- [資料を読み解く]:
- A) HIMIKOの装着体験を記した本文では、装置全体の重量は何kgとされているか。
- B) HIMIKOの装着体験を記した本文によると、使い続けるうちに使用感が徐々になめらかになるのはなぜか。1〜3文で説明せよ。
- C) HIMIKOの装着体験を記した本文を、最後の文の後から書き継げ。

- [本文抜粋]:
####################
筆者も装着してみると…

 百聞は一見にしかず、ということで筆者も装着させてもらった。

 腰に巻く本体も、ワイヤーで繋がれた左右の膝サポーターも、脱着は非常に簡単だ。最初は半沢氏に手伝ってもらったが、慣れれば1人でわけなく脱着でき、1分もかからない。全体で2.5kgの重量も装着してしまえば気にならなかった。

HIMIKO着用でハイキングを楽しむツアー参加者(出所:KNT-CTホールディングス)
HIMIKO着用でハイキングを楽しむツアー参加者(出所:KNT-CTホールディングス)
[画像のクリックで別ページへ]

 装着して一歩を踏み出した瞬間にアシスト機能が作用していることが体感できる。モーターがワイヤーを巻き上げることで膝を持ち上げるのだが、実際には持ち上げられているというより、腿を軽く押し出してくれているような感覚だ。

 「使っているうちに、本体がその人の歩行の癖を覚え、使用感が徐々になめらかになります」(半沢氏)

 実社会は平坦な場所ばかりではない、上りもあれば下りもある。階段や傾いた場所も多い。HIMIKOは場所と使用者の特性を読み取って、最適なアシストをしてくれるという。
####################
[データセット抜粋]

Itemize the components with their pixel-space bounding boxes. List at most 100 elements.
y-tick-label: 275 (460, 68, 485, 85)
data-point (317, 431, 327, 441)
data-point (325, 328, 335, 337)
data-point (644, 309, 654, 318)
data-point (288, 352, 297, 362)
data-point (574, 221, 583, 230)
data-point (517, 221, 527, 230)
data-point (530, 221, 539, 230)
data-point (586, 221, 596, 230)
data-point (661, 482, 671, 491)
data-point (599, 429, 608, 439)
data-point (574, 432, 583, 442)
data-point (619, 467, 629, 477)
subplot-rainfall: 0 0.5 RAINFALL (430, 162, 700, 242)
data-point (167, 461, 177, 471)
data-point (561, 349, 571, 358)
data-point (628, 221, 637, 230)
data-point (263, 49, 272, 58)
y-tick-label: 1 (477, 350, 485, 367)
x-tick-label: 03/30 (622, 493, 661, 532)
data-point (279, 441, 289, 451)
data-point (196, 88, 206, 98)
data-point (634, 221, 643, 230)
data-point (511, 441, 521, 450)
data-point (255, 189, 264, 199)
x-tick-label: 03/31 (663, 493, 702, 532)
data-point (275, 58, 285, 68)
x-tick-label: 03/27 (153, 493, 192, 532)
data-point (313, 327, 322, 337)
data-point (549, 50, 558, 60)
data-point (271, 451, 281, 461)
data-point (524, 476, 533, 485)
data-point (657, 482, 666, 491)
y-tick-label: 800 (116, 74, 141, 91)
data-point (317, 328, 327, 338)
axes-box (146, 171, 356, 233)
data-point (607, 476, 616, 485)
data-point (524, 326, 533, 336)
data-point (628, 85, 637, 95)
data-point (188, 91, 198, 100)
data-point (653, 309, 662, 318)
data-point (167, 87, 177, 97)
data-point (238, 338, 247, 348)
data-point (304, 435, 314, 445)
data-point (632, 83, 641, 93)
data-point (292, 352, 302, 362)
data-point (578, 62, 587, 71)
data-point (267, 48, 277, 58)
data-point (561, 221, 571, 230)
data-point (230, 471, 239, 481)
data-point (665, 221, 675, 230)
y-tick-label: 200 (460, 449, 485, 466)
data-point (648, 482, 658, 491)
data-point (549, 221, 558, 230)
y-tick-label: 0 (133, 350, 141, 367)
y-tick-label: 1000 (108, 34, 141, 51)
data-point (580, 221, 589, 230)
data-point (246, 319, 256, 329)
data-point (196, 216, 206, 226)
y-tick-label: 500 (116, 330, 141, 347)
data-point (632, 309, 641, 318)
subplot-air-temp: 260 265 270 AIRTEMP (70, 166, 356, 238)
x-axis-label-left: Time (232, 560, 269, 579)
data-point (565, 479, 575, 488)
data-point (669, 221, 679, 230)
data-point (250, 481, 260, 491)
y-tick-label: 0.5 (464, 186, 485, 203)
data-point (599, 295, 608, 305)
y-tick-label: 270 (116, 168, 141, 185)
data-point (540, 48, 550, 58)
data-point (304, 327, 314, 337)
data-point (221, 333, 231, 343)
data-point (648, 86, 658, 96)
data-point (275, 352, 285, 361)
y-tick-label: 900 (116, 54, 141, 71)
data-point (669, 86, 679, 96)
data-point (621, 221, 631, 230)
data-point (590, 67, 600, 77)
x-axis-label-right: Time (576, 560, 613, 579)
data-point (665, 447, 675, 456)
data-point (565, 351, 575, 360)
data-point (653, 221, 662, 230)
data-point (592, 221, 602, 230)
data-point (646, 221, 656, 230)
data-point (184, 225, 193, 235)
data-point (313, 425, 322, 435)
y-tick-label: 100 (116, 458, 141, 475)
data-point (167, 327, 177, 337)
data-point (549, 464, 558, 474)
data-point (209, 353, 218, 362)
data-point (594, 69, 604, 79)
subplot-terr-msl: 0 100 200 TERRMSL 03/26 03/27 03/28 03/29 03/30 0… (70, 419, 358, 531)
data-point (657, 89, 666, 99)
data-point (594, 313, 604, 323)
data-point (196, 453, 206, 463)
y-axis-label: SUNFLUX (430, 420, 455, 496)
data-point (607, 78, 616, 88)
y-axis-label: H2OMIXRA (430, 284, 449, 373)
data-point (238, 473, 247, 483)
####################
- [課題の解答]:
- A) 2.5kgである。

- B) 使っているうちに本体がその人の歩行の癖を覚えるからである。

- C)
 「過度なアシストは転倒事故にもつながるので、それぞれの特性に会った力加減が求められるのです」(半沢氏)

 ツアーに参加した67歳の男性は「歩く距離がかなりあるので、最初は不安でしたがHIMIKOのおかげで最後まで歩ききることができました」と笑顔を見せた。

 「使っている人が立っているのか座っているのか、そこが坂道なのか平坦な場所なのか、これらを分かったうえでアシストしないと、逆に歩きにくい。平地であれば前のワイヤーを引っ張って、後ろを弛緩させるのが基本なのですが、上り坂などでは両方を引っ張るほうが歩きやすかったりするのです。細かいことは企業秘密ですが、地面の状態の詳細な情報を拾いながらの微調整してくれるのです」(半沢氏)

 1回の充電で1時間の歩行をアシストしてくれるので、日常の買い物などにも使えそうだ。